▶ **Problem details**: Report the count of lines containing the word "OPEN" in the entries below, and nothing more.

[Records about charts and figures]
——
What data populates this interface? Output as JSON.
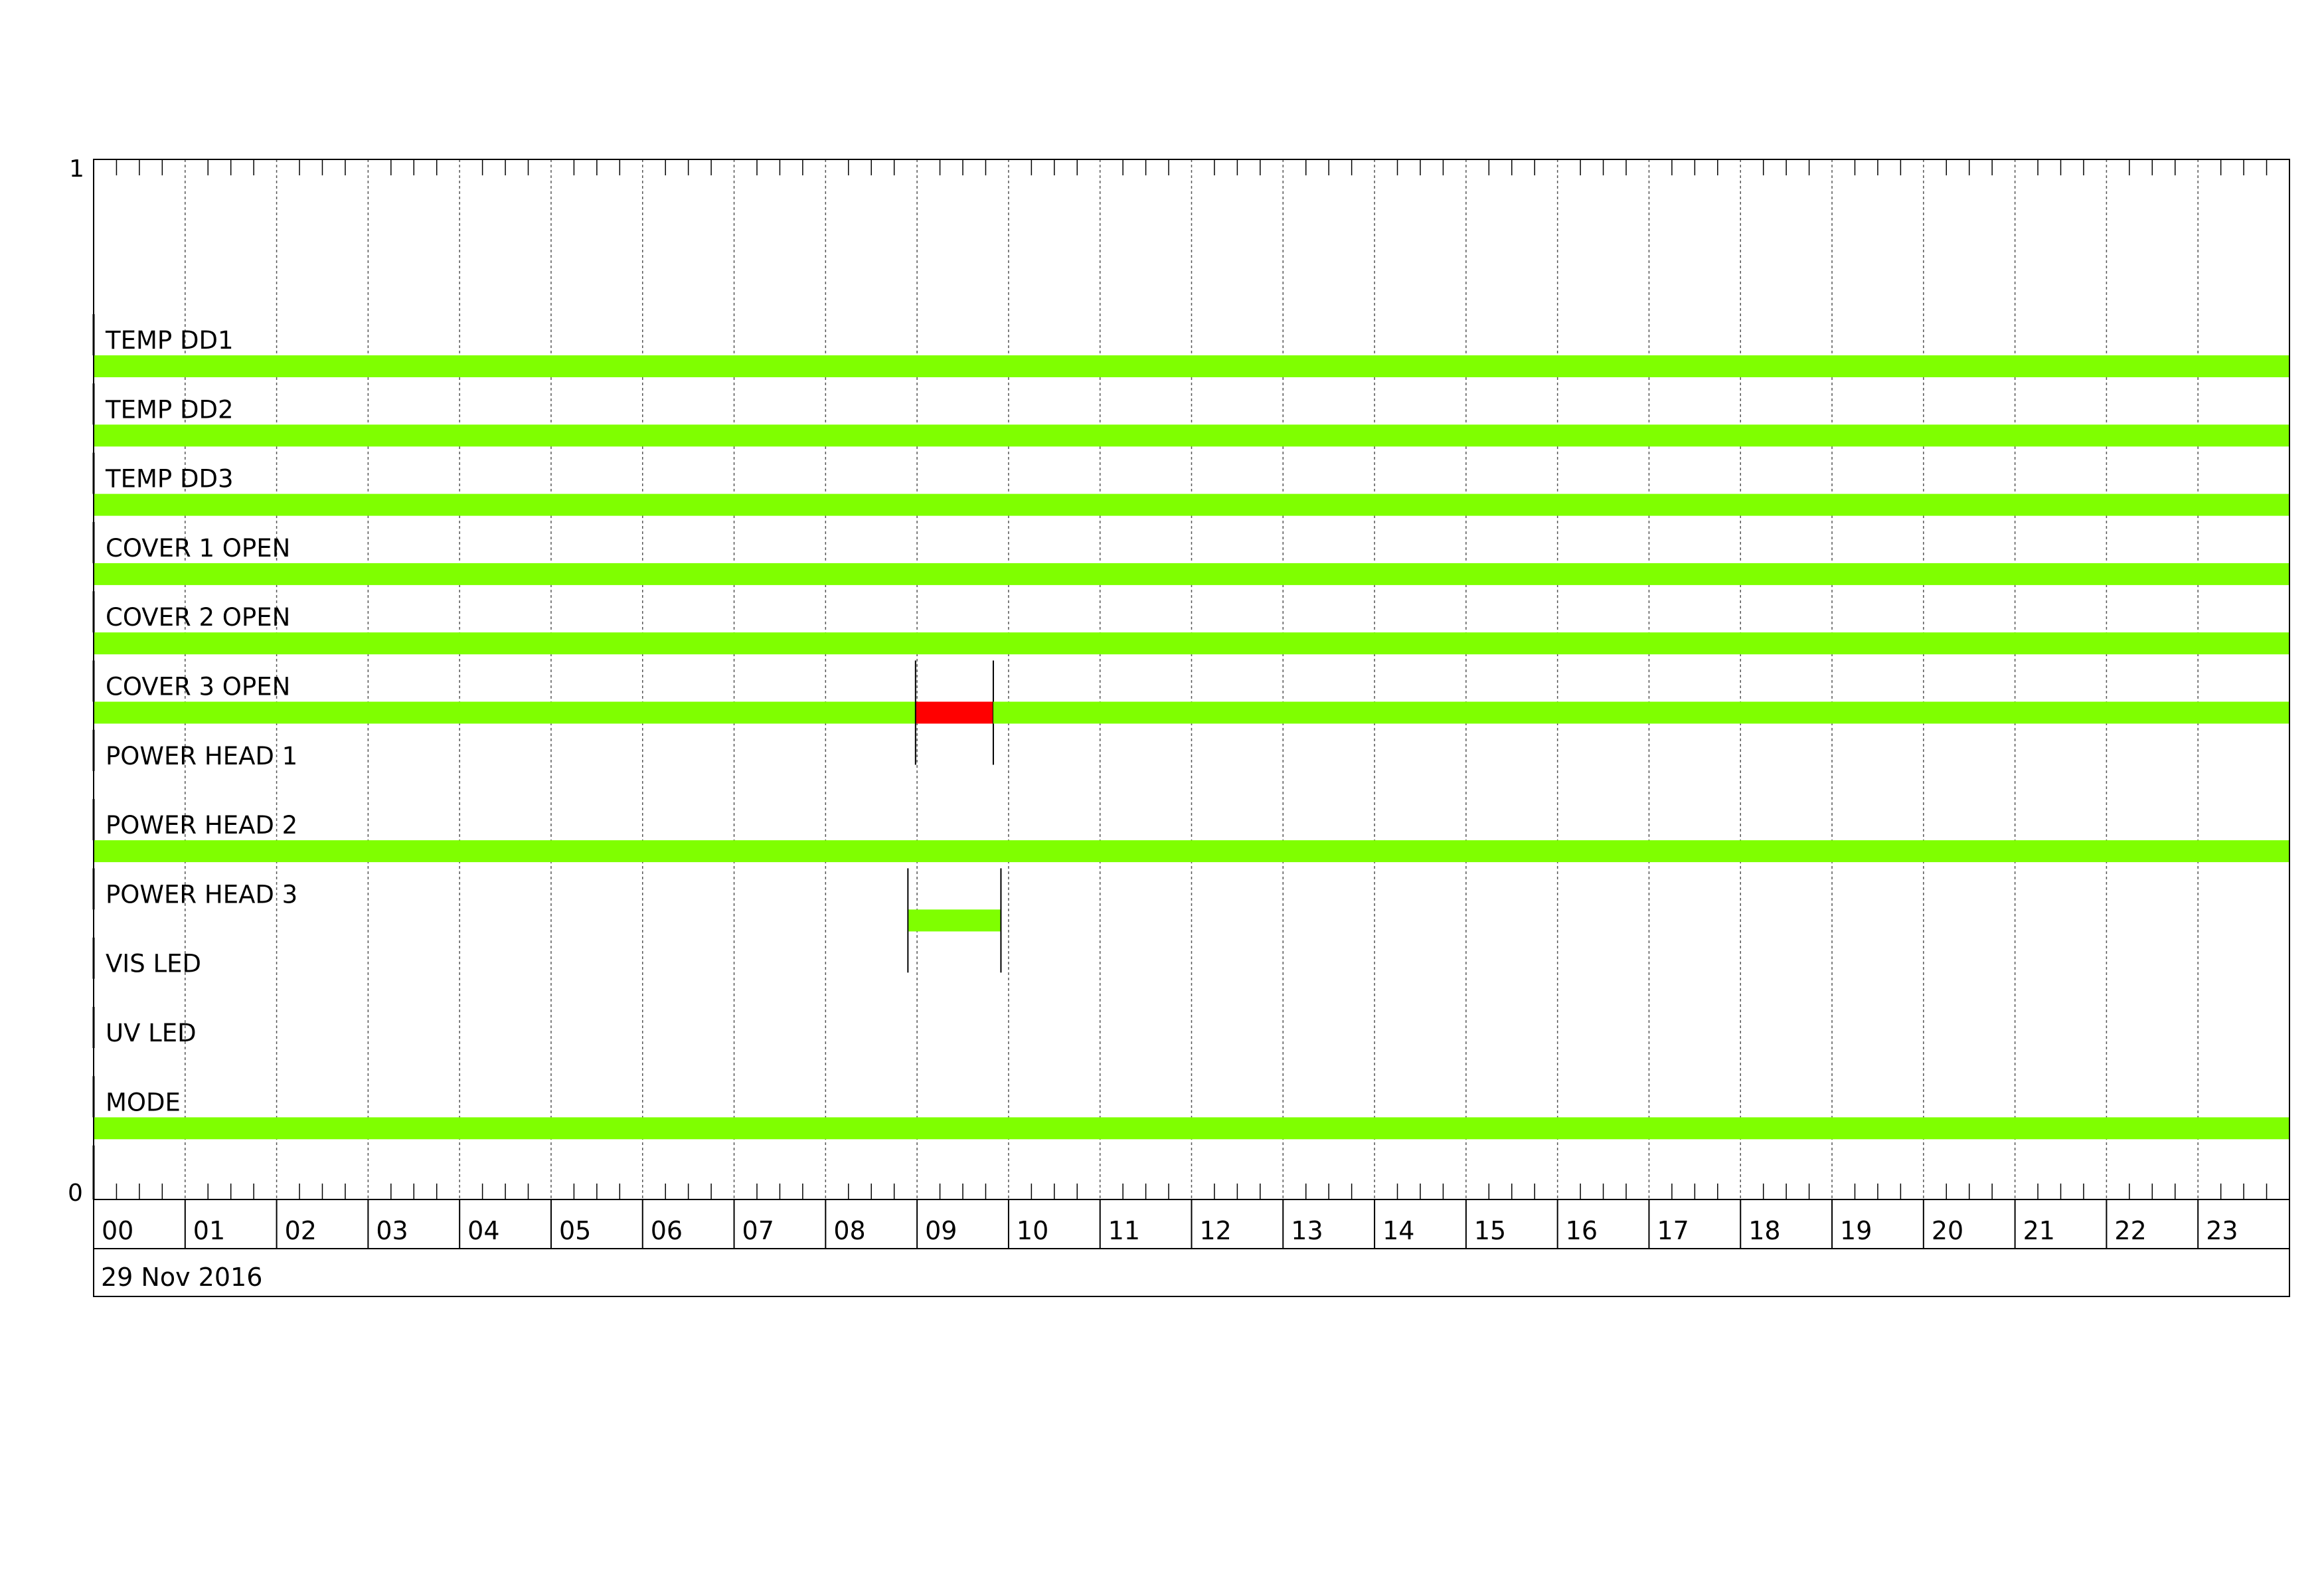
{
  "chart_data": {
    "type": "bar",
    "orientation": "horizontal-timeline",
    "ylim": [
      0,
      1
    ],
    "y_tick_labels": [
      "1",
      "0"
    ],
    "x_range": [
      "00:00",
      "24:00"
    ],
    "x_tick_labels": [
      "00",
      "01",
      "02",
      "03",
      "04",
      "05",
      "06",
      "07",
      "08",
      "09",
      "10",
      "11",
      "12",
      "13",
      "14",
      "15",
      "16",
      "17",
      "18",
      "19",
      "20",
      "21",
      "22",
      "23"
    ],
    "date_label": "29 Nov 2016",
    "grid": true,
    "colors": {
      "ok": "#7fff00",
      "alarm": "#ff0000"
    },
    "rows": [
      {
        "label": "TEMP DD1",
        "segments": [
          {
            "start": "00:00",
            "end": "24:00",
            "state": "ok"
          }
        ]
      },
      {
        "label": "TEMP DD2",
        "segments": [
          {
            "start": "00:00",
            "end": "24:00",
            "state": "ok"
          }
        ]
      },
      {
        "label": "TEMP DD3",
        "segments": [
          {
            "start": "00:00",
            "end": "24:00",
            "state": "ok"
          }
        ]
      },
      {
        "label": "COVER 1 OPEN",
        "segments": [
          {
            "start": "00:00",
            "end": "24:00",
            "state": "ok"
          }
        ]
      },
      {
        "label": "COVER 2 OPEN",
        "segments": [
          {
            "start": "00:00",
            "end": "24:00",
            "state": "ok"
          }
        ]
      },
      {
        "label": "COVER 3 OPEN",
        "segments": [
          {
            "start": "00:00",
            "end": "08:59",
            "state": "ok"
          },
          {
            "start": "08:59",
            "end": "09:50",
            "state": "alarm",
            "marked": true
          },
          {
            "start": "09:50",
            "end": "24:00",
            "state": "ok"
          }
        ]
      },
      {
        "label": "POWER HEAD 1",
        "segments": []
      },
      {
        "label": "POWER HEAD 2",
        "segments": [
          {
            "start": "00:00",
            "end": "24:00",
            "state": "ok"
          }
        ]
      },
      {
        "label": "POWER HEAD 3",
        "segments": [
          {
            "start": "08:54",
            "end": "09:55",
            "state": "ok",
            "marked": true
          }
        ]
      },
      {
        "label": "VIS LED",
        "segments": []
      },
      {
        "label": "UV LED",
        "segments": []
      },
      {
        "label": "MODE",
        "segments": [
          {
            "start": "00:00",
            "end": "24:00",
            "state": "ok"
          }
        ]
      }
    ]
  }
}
——
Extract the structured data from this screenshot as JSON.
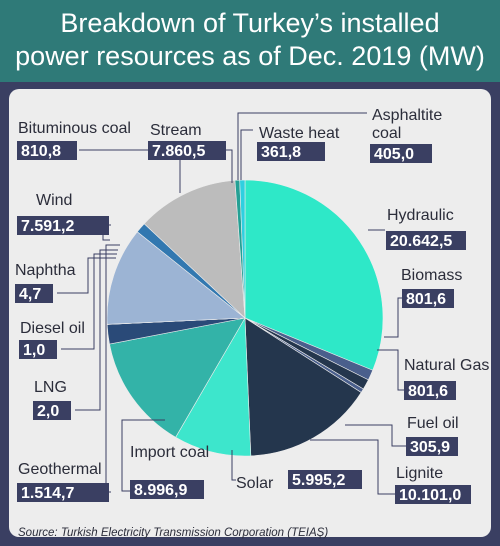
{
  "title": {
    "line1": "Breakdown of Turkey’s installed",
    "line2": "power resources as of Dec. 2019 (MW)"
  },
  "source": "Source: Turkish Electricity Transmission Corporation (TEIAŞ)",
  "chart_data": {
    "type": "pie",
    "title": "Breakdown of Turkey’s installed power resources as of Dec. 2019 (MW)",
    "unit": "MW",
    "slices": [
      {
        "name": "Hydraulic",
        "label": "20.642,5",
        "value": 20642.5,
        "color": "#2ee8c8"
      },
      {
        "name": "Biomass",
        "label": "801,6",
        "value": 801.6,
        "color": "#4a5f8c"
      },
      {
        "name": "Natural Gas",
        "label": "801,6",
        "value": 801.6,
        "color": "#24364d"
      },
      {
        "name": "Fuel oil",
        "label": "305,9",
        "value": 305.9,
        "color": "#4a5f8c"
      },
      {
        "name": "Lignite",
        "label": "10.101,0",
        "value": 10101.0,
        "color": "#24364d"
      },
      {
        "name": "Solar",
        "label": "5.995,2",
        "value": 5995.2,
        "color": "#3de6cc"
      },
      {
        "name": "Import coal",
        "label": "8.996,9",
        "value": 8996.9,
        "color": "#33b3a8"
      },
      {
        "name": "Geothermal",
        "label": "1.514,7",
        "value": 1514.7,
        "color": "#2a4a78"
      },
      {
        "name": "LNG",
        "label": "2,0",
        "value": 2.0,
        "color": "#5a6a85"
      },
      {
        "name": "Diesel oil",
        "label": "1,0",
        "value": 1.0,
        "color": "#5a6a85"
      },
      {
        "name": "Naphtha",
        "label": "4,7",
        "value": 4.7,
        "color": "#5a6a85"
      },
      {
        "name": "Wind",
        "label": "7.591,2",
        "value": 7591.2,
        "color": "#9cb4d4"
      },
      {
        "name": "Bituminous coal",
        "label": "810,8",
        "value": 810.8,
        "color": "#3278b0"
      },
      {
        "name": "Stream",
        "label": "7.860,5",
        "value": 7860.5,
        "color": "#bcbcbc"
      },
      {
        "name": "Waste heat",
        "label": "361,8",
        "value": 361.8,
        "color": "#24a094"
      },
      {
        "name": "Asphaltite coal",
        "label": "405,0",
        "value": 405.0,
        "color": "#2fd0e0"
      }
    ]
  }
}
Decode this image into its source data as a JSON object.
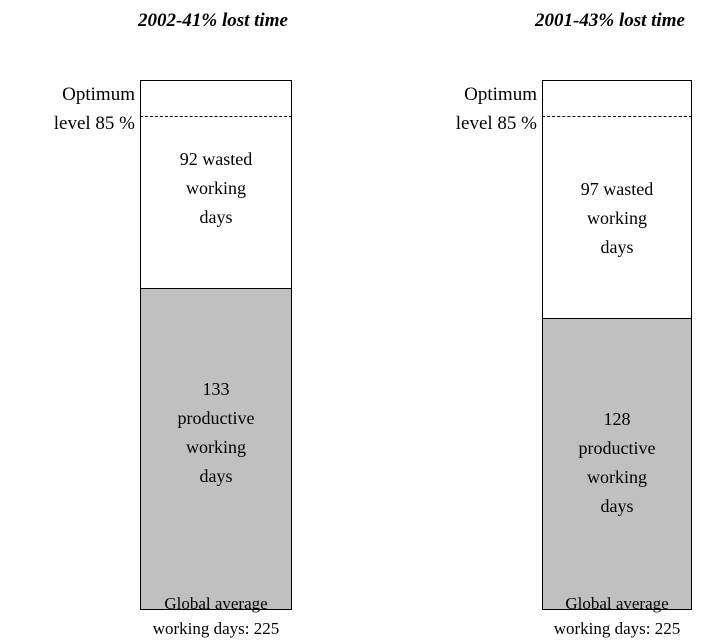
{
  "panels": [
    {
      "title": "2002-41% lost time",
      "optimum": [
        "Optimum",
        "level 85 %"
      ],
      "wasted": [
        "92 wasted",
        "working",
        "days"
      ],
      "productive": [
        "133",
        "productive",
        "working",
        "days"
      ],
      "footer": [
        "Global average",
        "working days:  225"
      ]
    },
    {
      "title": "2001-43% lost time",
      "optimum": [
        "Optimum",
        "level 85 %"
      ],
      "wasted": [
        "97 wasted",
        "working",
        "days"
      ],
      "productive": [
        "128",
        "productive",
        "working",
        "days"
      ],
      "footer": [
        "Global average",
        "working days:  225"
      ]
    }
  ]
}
——
▶ **The solution**: 3